# YOUR TASK:
Copy every line of the records exactly, without including the images.

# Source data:
********************
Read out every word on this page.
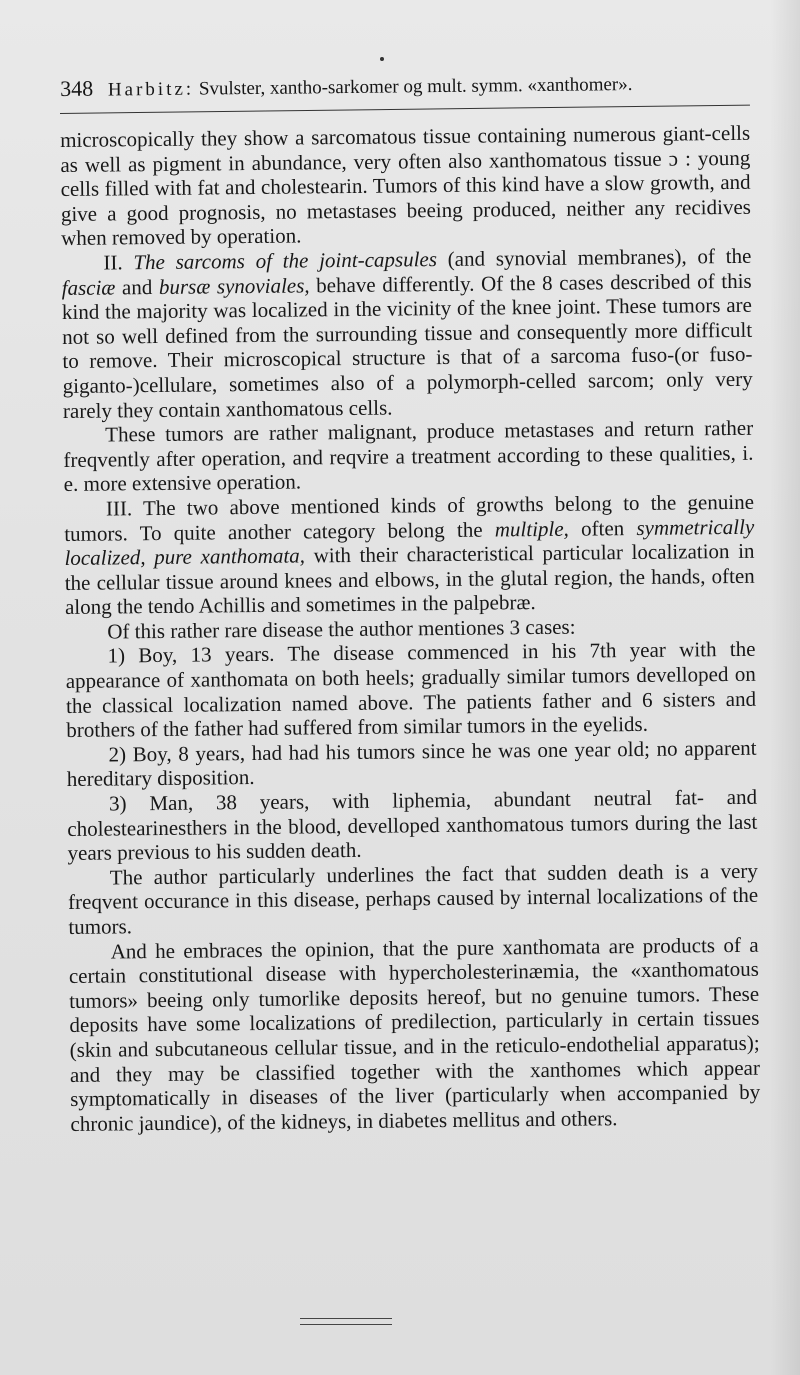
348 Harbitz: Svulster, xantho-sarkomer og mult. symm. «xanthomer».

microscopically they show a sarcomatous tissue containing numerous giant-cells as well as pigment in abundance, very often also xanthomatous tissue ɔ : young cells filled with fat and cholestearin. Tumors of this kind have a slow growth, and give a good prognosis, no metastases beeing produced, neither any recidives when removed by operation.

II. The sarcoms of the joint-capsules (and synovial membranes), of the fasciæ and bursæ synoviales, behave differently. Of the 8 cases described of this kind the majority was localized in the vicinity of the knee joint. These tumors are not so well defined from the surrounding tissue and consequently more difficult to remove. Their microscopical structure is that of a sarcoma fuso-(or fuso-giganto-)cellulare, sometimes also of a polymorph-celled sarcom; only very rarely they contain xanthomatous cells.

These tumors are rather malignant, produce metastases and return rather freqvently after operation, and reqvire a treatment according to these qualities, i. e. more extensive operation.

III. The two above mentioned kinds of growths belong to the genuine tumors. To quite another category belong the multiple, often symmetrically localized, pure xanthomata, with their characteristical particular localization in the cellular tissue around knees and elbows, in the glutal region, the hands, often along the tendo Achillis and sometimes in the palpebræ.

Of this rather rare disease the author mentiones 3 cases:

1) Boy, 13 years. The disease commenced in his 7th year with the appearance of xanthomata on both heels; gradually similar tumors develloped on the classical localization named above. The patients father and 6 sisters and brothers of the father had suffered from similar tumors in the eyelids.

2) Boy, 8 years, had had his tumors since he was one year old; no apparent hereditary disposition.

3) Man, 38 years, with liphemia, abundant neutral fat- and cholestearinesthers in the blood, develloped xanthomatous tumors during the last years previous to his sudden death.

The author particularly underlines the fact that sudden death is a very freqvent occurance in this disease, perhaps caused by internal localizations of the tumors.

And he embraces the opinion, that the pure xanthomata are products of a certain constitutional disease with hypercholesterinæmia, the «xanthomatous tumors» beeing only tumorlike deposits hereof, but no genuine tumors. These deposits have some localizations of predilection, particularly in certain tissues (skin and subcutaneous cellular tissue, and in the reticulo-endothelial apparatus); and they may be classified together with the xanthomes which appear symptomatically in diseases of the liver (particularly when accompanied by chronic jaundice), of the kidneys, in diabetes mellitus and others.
********************
# RESPONSE BOX:
Read out every word on this page.
348 Harbitz: Svulster, xantho-sarkomer og mult. symm. «xanthomer».

microscopically they show a sarcomatous tissue containing numerous giant-cells as well as pigment in abundance, very often also xanthomatous tissue ɔ : young cells filled with fat and cholestearin. Tumors of this kind have a slow growth, and give a good prognosis, no metastases beeing produced, neither any recidives when removed by operation.

II. The sarcoms of the joint-capsules (and synovial membranes), of the fasciæ and bursæ synoviales, behave differently. Of the 8 cases described of this kind the majority was localized in the vicinity of the knee joint. These tumors are not so well defined from the surrounding tissue and consequently more difficult to remove. Their microscopical structure is that of a sarcoma fuso-(or fuso-giganto-)cellulare, sometimes also of a polymorph-celled sarcom; only very rarely they contain xanthomatous cells.

These tumors are rather malignant, produce metastases and return rather freqvently after operation, and reqvire a treatment according to these qualities, i. e. more extensive operation.

III. The two above mentioned kinds of growths belong to the genuine tumors. To quite another category belong the multiple, often symmetrically localized, pure xanthomata, with their characteristical particular localization in the cellular tissue around knees and elbows, in the glutal region, the hands, often along the tendo Achillis and sometimes in the palpebræ.

Of this rather rare disease the author mentiones 3 cases:

1) Boy, 13 years. The disease commenced in his 7th year with the appearance of xanthomata on both heels; gradually similar tumors develloped on the classical localization named above. The patients father and 6 sisters and brothers of the father had suffered from similar tumors in the eyelids.

2) Boy, 8 years, had had his tumors since he was one year old; no apparent hereditary disposition.

3) Man, 38 years, with liphemia, abundant neutral fat- and cholestearinesthers in the blood, develloped xanthomatous tumors during the last years previous to his sudden death.

The author particularly underlines the fact that sudden death is a very freqvent occurance in this disease, perhaps caused by internal localizations of the tumors.

And he embraces the opinion, that the pure xanthomata are products of a certain constitutional disease with hypercholesterinæmia, the «xanthomatous tumors» beeing only tumorlike deposits hereof, but no genuine tumors. These deposits have some localizations of predilection, particularly in certain tissues (skin and subcutaneous cellular tissue, and in the reticulo-endothelial apparatus); and they may be classified together with the xanthomes which appear symptomatically in diseases of the liver (particularly when accompanied by chronic jaundice), of the kidneys, in diabetes mellitus and others.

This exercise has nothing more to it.